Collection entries
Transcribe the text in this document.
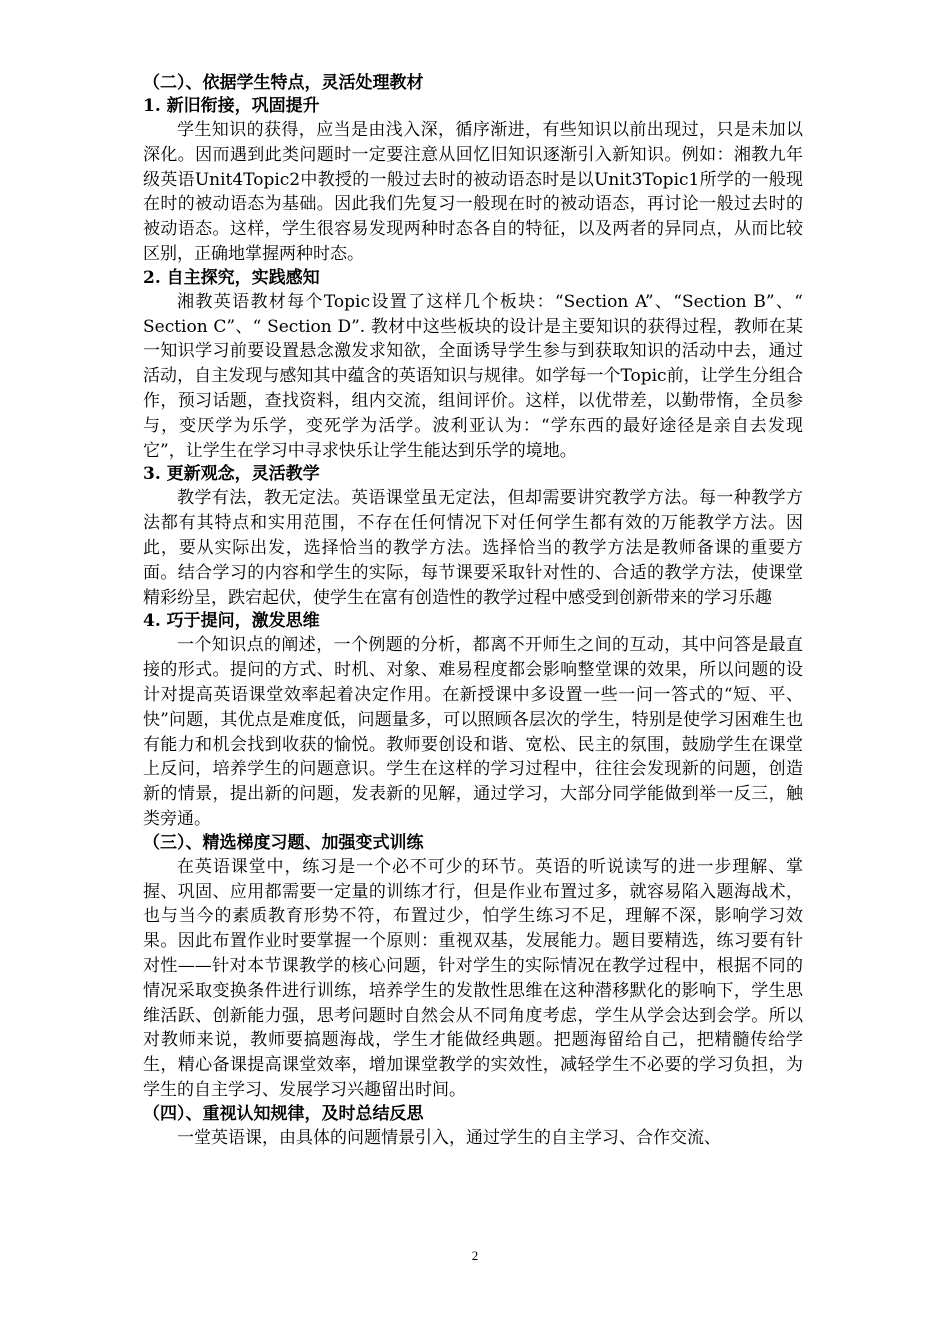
（二）、依据学生特点，灵活处理教材
1. 新旧衔接，巩固提升

学生知识的获得，应当是由浅入深，循序渐进，有些知识以前出现过，只是未加以深化。因而遇到此类问题时一定要注意从回忆旧知识逐渐引入新知识。例如：湘教九年级英语Unit4Topic2中教授的一般过去时的被动语态时是以Unit3Topic1所学的一般现在时的被动语态为基础。因此我们先复习一般现在时的被动语态，再讨论一般过去时的被动语态。这样，学生很容易发现两种时态各自的特征，以及两者的异同点，从而比较区别，正确地掌握两种时态。

2. 自主探究，实践感知

湘教英语教材每个Topic设置了这样几个板块：“Section A”、“Section B”、“ Section C”、“ Section D”. 教材中这些板块的设计是主要知识的获得过程，教师在某一知识学习前要设置悬念激发求知欲，全面诱导学生参与到获取知识的活动中去，通过活动，自主发现与感知其中蕴含的英语知识与规律。如学每一个Topic前，让学生分组合作，预习话题，查找资料，组内交流，组间评价。这样，以优带差，以勤带惰，全员参与，变厌学为乐学，变死学为活学。波利亚认为：“学东西的最好途径是亲自去发现它”，让学生在学习中寻求快乐让学生能达到乐学的境地。

3. 更新观念，灵活教学

教学有法，教无定法。英语课堂虽无定法，但却需要讲究教学方法。每一种教学方法都有其特点和实用范围，不存在任何情况下对任何学生都有效的万能教学方法。因此，要从实际出发，选择恰当的教学方法。选择恰当的教学方法是教师备课的重要方面。结合学习的内容和学生的实际，每节课要采取针对性的、合适的教学方法，使课堂精彩纷呈，跌宕起伏，使学生在富有创造性的教学过程中感受到创新带来的学习乐趣

4. 巧于提问，激发思维

一个知识点的阐述，一个例题的分析，都离不开师生之间的互动，其中问答是最直接的形式。提问的方式、时机、对象、难易程度都会影响整堂课的效果，所以问题的设计对提高英语课堂效率起着决定作用。在新授课中多设置一些一问一答式的“短、平、快”问题，其优点是难度低，问题量多，可以照顾各层次的学生，特别是使学习困难生也有能力和机会找到收获的愉悦。教师要创设和谐、宽松、民主的氛围，鼓励学生在课堂上反问，培养学生的问题意识。学生在这样的学习过程中，往往会发现新的问题，创造新的情景，提出新的问题，发表新的见解，通过学习，大部分同学能做到举一反三，触类旁通。

（三）、精选梯度习题、加强变式训练

在英语课堂中，练习是一个必不可少的环节。英语的听说读写的进一步理解、掌握、巩固、应用都需要一定量的训练才行，但是作业布置过多，就容易陷入题海战术，也与当今的素质教育形势不符，布置过少，怕学生练习不足，理解不深，影响学习效果。因此布置作业时要掌握一个原则：重视双基，发展能力。题目要精选，练习要有针对性——针对本节课教学的核心问题，针对学生的实际情况在教学过程中，根据不同的情况采取变换条件进行训练，培养学生的发散性思维在这种潜移默化的影响下，学生思维活跃、创新能力强，思考问题时自然会从不同角度考虑，学生从学会达到会学。所以对教师来说，教师要搞题海战，学生才能做经典题。把题海留给自己，把精髓传给学生，精心备课提高课堂效率，增加课堂教学的实效性，减轻学生不必要的学习负担，为学生的自主学习、发展学习兴趣留出时间。

（四）、重视认知规律，及时总结反思

一堂英语课，由具体的问题情景引入，通过学生的自主学习、合作交流、

2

AIM OF THE TASK: Exclude all images and restate the records above word for word.

SOLUTION FOR THIS TASK:
Transcribe the text in this document.
（二）、依据学生特点，灵活处理教材
1. 新旧衔接，巩固提升

学生知识的获得，应当是由浅入深，循序渐进，有些知识以前出现过，只是未加以深化。因而遇到此类问题时一定要注意从回忆旧知识逐渐引入新知识。例如：湘教九年级英语Unit4Topic2中教授的一般过去时的被动语态时是以Unit3Topic1所学的一般现在时的被动语态为基础。因此我们先复习一般现在时的被动语态，再讨论一般过去时的被动语态。这样，学生很容易发现两种时态各自的特征，以及两者的异同点，从而比较区别，正确地掌握两种时态。

2. 自主探究，实践感知

湘教英语教材每个Topic设置了这样几个板块：“Section A”、“Section B”、“ Section C”、“ Section D”. 教材中这些板块的设计是主要知识的获得过程，教师在某一知识学习前要设置悬念激发求知欲，全面诱导学生参与到获取知识的活动中去，通过活动，自主发现与感知其中蕴含的英语知识与规律。如学每一个Topic前，让学生分组合作，预习话题，查找资料，组内交流，组间评价。这样，以优带差，以勤带惰，全员参与，变厌学为乐学，变死学为活学。波利亚认为：“学东西的最好途径是亲自去发现它”，让学生在学习中寻求快乐让学生能达到乐学的境地。

3. 更新观念，灵活教学

教学有法，教无定法。英语课堂虽无定法，但却需要讲究教学方法。每一种教学方法都有其特点和实用范围，不存在任何情况下对任何学生都有效的万能教学方法。因此，要从实际出发，选择恰当的教学方法。选择恰当的教学方法是教师备课的重要方面。结合学习的内容和学生的实际，每节课要采取针对性的、合适的教学方法，使课堂精彩纷呈，跌宕起伏，使学生在富有创造性的教学过程中感受到创新带来的学习乐趣

4. 巧于提问，激发思维

一个知识点的阐述，一个例题的分析，都离不开师生之间的互动，其中问答是最直接的形式。提问的方式、时机、对象、难易程度都会影响整堂课的效果，所以问题的设计对提高英语课堂效率起着决定作用。在新授课中多设置一些一问一答式的“短、平、快”问题，其优点是难度低，问题量多，可以照顾各层次的学生，特别是使学习困难生也有能力和机会找到收获的愉悦。教师要创设和谐、宽松、民主的氛围，鼓励学生在课堂上反问，培养学生的问题意识。学生在这样的学习过程中，往往会发现新的问题，创造新的情景，提出新的问题，发表新的见解，通过学习，大部分同学能做到举一反三，触类旁通。

（三）、精选梯度习题、加强变式训练

在英语课堂中，练习是一个必不可少的环节。英语的听说读写的进一步理解、掌握、巩固、应用都需要一定量的训练才行，但是作业布置过多，就容易陷入题海战术，也与当今的素质教育形势不符，布置过少，怕学生练习不足，理解不深，影响学习效果。因此布置作业时要掌握一个原则：重视双基，发展能力。题目要精选，练习要有针对性——针对本节课教学的核心问题，针对学生的实际情况在教学过程中，根据不同的情况采取变换条件进行训练，培养学生的发散性思维在这种潜移默化的影响下，学生思维活跃、创新能力强，思考问题时自然会从不同角度考虑，学生从学会达到会学。所以对教师来说，教师要搞题海战，学生才能做经典题。把题海留给自己，把精髓传给学生，精心备课提高课堂效率，增加课堂教学的实效性，减轻学生不必要的学习负担，为学生的自主学习、发展学习兴趣留出时间。

（四）、重视认知规律，及时总结反思

一堂英语课，由具体的问题情景引入，通过学生的自主学习、合作交流、

2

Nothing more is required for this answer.